---- Supplied data

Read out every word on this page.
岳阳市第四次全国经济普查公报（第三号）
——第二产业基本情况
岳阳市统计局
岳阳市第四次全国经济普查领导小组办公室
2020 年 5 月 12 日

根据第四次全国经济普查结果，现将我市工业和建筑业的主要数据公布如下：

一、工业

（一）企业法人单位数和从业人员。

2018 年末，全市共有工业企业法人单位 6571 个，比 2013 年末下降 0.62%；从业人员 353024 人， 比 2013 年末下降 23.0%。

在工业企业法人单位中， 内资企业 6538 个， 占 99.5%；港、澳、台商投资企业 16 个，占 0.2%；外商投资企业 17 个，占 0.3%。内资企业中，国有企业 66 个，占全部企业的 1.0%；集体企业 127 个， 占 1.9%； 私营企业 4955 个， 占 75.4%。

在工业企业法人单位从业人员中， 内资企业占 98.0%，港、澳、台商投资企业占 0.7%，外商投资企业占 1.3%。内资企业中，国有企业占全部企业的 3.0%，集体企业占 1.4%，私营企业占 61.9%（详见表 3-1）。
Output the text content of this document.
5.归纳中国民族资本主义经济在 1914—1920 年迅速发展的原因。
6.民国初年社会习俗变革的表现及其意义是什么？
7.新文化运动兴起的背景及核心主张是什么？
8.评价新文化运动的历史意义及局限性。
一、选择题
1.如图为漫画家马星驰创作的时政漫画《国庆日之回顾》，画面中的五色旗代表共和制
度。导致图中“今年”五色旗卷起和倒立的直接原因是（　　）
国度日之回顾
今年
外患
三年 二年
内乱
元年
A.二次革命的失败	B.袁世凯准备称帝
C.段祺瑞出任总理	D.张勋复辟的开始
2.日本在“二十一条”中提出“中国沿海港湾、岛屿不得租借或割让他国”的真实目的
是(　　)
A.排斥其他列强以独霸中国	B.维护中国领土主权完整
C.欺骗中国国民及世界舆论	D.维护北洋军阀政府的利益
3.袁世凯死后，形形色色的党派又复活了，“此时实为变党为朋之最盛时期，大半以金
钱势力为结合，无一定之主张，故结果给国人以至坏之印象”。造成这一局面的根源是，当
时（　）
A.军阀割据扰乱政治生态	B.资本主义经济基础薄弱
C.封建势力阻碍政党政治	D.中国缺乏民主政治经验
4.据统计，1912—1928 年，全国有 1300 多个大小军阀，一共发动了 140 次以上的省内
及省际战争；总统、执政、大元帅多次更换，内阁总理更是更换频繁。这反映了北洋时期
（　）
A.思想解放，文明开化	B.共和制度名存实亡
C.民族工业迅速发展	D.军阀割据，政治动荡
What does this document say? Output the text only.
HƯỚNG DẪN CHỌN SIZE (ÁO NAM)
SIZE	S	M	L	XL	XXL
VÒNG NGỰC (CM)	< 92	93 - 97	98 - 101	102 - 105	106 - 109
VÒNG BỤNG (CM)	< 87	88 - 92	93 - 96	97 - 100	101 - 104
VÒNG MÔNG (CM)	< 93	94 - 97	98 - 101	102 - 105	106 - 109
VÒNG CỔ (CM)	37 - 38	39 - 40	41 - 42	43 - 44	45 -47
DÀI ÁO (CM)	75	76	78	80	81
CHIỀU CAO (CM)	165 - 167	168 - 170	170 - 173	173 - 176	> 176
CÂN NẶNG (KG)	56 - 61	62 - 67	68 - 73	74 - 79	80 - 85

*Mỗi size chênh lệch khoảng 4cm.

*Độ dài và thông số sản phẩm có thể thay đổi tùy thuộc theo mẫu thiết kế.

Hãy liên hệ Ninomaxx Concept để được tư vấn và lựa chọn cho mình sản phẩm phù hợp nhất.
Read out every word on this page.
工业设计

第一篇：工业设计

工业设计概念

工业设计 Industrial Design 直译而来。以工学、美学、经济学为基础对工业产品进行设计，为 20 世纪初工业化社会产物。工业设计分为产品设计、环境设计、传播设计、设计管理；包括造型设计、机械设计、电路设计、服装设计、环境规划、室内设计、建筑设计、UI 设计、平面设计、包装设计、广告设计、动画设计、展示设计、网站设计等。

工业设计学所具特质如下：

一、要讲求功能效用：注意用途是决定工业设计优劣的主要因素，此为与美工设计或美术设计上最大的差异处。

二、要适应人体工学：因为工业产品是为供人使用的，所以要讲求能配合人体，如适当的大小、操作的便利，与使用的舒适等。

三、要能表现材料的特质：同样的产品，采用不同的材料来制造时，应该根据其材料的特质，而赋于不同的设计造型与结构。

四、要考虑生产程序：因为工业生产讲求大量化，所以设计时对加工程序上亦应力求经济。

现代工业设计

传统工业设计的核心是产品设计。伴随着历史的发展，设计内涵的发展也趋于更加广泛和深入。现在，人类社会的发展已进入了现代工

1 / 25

--------

▸ What you need to do: Write out the whole listing again, exactly as it stands.

▸ Output below:
Read out every word on this page.
岳阳市第四次全国经济普查公报（第三号）
——第二产业基本情况
岳阳市统计局
岳阳市第四次全国经济普查领导小组办公室
2020 年 5 月 12 日

根据第四次全国经济普查结果，现将我市工业和建筑业的主要数据公布如下：

一、工业

（一）企业法人单位数和从业人员。

2018 年末，全市共有工业企业法人单位 6571 个，比 2013 年末下降 0.62%；从业人员 353024 人， 比 2013 年末下降 23.0%。

在工业企业法人单位中， 内资企业 6538 个， 占 99.5%；港、澳、台商投资企业 16 个，占 0.2%；外商投资企业 17 个，占 0.3%。内资企业中，国有企业 66 个，占全部企业的 1.0%；集体企业 127 个， 占 1.9%； 私营企业 4955 个， 占 75.4%。

在工业企业法人单位从业人员中， 内资企业占 98.0%，港、澳、台商投资企业占 0.7%，外商投资企业占 1.3%。内资企业中，国有企业占全部企业的 3.0%，集体企业占 1.4%，私营企业占 61.9%（详见表 3-1）。
Output the text content of this document.
5.归纳中国民族资本主义经济在 1914—1920 年迅速发展的原因。
6.民国初年社会习俗变革的表现及其意义是什么？
7.新文化运动兴起的背景及核心主张是什么？
8.评价新文化运动的历史意义及局限性。
一、选择题
1.如图为漫画家马星驰创作的时政漫画《国庆日之回顾》，画面中的五色旗代表共和制
度。导致图中“今年”五色旗卷起和倒立的直接原因是（　　）
国度日之回顾
今年
外患
三年 二年
内乱
元年
A.二次革命的失败	B.袁世凯准备称帝
C.段祺瑞出任总理	D.张勋复辟的开始
2.日本在“二十一条”中提出“中国沿海港湾、岛屿不得租借或割让他国”的真实目的
是(　　)
A.排斥其他列强以独霸中国	B.维护中国领土主权完整
C.欺骗中国国民及世界舆论	D.维护北洋军阀政府的利益
3.袁世凯死后，形形色色的党派又复活了，“此时实为变党为朋之最盛时期，大半以金
钱势力为结合，无一定之主张，故结果给国人以至坏之印象”。造成这一局面的根源是，当
时（　）
A.军阀割据扰乱政治生态	B.资本主义经济基础薄弱
C.封建势力阻碍政党政治	D.中国缺乏民主政治经验
4.据统计，1912—1928 年，全国有 1300 多个大小军阀，一共发动了 140 次以上的省内
及省际战争；总统、执政、大元帅多次更换，内阁总理更是更换频繁。这反映了北洋时期
（　）
A.思想解放，文明开化	B.共和制度名存实亡
C.民族工业迅速发展	D.军阀割据，政治动荡
What does this document say? Output the text only.
HƯỚNG DẪN CHỌN SIZE (ÁO NAM)
SIZE	S	M	L	XL	XXL
VÒNG NGỰC (CM)	< 92	93 - 97	98 - 101	102 - 105	106 - 109
VÒNG BỤNG (CM)	< 87	88 - 92	93 - 96	97 - 100	101 - 104
VÒNG MÔNG (CM)	< 93	94 - 97	98 - 101	102 - 105	106 - 109
VÒNG CỔ (CM)	37 - 38	39 - 40	41 - 42	43 - 44	45 -47
DÀI ÁO (CM)	75	76	78	80	81
CHIỀU CAO (CM)	165 - 167	168 - 170	170 - 173	173 - 176	> 176
CÂN NẶNG (KG)	56 - 61	62 - 67	68 - 73	74 - 79	80 - 85

*Mỗi size chênh lệch khoảng 4cm.

*Độ dài và thông số sản phẩm có thể thay đổi tùy thuộc theo mẫu thiết kế.

Hãy liên hệ Ninomaxx Concept để được tư vấn và lựa chọn cho mình sản phẩm phù hợp nhất.
Read out every word on this page.
工业设计

第一篇：工业设计

工业设计概念

工业设计 Industrial Design 直译而来。以工学、美学、经济学为基础对工业产品进行设计，为 20 世纪初工业化社会产物。工业设计分为产品设计、环境设计、传播设计、设计管理；包括造型设计、机械设计、电路设计、服装设计、环境规划、室内设计、建筑设计、UI 设计、平面设计、包装设计、广告设计、动画设计、展示设计、网站设计等。

工业设计学所具特质如下：

一、要讲求功能效用：注意用途是决定工业设计优劣的主要因素，此为与美工设计或美术设计上最大的差异处。

二、要适应人体工学：因为工业产品是为供人使用的，所以要讲求能配合人体，如适当的大小、操作的便利，与使用的舒适等。

三、要能表现材料的特质：同样的产品，采用不同的材料来制造时，应该根据其材料的特质，而赋于不同的设计造型与结构。

四、要考虑生产程序：因为工业生产讲求大量化，所以设计时对加工程序上亦应力求经济。

现代工业设计

传统工业设计的核心是产品设计。伴随着历史的发展，设计内涵的发展也趋于更加广泛和深入。现在，人类社会的发展已进入了现代工

1 / 25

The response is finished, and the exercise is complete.